TASK STATEMENT
Show each line in the listing below that contains the word "class", copied as it appears.

>> begin MATERIAL PROVIDED

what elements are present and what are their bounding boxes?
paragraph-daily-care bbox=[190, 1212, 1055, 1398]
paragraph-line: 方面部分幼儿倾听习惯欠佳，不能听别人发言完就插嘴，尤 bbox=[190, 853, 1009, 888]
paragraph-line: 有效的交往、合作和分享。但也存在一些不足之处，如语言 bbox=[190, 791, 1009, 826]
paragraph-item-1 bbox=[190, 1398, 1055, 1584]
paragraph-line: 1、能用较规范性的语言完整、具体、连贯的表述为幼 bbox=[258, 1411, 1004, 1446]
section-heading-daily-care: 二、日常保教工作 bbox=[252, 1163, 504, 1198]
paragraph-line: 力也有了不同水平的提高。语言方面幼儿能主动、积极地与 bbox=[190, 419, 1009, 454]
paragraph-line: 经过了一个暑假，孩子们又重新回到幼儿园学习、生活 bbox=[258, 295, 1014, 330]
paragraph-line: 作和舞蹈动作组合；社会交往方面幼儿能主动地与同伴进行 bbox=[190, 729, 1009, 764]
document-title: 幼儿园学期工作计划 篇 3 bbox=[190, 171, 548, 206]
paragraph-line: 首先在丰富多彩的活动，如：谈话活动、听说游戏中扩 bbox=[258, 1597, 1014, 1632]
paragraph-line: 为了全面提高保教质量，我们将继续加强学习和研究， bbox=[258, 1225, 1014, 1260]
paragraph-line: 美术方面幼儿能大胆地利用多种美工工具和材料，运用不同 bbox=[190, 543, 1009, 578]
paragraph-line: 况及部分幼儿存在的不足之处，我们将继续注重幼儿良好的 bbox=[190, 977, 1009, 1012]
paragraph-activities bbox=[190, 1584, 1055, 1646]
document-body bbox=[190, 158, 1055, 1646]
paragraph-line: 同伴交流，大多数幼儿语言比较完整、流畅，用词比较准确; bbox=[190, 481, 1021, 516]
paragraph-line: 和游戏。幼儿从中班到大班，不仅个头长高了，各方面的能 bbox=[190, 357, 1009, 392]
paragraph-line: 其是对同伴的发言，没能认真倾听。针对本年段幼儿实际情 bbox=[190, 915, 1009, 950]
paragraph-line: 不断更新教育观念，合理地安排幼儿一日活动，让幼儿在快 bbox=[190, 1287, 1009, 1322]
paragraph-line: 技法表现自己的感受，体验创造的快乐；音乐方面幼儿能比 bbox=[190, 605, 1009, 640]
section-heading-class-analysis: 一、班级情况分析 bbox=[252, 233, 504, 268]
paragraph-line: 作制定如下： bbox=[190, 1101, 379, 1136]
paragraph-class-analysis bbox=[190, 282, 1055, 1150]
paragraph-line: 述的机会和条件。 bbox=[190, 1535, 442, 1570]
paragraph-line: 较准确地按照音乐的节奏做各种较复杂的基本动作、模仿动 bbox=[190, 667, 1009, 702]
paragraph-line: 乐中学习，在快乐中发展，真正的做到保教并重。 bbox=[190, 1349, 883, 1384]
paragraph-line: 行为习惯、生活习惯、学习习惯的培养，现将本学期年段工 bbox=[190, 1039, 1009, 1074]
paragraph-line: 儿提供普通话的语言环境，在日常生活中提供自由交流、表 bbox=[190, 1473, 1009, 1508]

>> end MATERIAL PROVIDED

SOLUTION BELOW
section-heading-class-analysis: 一、班级情况分析 bbox=[252, 233, 504, 268]
paragraph-class-analysis bbox=[190, 282, 1055, 1150]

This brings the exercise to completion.